-- BEGIN --

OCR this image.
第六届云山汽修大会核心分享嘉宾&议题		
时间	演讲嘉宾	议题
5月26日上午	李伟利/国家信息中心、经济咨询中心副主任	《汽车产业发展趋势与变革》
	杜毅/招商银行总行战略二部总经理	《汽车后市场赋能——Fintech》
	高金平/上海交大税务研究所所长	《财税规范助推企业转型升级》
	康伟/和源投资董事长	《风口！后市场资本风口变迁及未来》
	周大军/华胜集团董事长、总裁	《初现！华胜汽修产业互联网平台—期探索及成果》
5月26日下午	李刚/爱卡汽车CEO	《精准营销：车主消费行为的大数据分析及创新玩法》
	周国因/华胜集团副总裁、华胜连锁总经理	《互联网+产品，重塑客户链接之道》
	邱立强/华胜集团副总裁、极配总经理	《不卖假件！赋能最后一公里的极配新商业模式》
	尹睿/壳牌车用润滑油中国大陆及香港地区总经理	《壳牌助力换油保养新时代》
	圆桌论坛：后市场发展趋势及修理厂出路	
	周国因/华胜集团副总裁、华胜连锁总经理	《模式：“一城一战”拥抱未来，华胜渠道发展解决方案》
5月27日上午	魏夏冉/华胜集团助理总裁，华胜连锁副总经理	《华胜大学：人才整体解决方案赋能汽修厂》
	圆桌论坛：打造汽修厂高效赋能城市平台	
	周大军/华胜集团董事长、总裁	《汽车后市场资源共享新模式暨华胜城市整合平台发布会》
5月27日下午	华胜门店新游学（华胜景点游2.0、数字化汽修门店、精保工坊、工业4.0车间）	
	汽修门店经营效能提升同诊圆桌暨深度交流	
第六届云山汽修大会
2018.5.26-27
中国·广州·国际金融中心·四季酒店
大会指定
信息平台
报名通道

-- END --

▸ The task
Write out the entries above word for word.

▸ Full response
OCR this image.
第六届云山汽修大会核心分享嘉宾&议题		
时间	演讲嘉宾	议题
5月26日上午	李伟利/国家信息中心、经济咨询中心副主任	《汽车产业发展趋势与变革》
	杜毅/招商银行总行战略二部总经理	《汽车后市场赋能——Fintech》
	高金平/上海交大税务研究所所长	《财税规范助推企业转型升级》
	康伟/和源投资董事长	《风口！后市场资本风口变迁及未来》
	周大军/华胜集团董事长、总裁	《初现！华胜汽修产业互联网平台—期探索及成果》
5月26日下午	李刚/爱卡汽车CEO	《精准营销：车主消费行为的大数据分析及创新玩法》
	周国因/华胜集团副总裁、华胜连锁总经理	《互联网+产品，重塑客户链接之道》
	邱立强/华胜集团副总裁、极配总经理	《不卖假件！赋能最后一公里的极配新商业模式》
	尹睿/壳牌车用润滑油中国大陆及香港地区总经理	《壳牌助力换油保养新时代》
	圆桌论坛：后市场发展趋势及修理厂出路	
	周国因/华胜集团副总裁、华胜连锁总经理	《模式：“一城一战”拥抱未来，华胜渠道发展解决方案》
5月27日上午	魏夏冉/华胜集团助理总裁，华胜连锁副总经理	《华胜大学：人才整体解决方案赋能汽修厂》
	圆桌论坛：打造汽修厂高效赋能城市平台	
	周大军/华胜集团董事长、总裁	《汽车后市场资源共享新模式暨华胜城市整合平台发布会》
5月27日下午	华胜门店新游学（华胜景点游2.0、数字化汽修门店、精保工坊、工业4.0车间）	
	汽修门店经营效能提升同诊圆桌暨深度交流	
第六届云山汽修大会
2018.5.26-27
中国·广州·国际金融中心·四季酒店
大会指定
信息平台
报名通道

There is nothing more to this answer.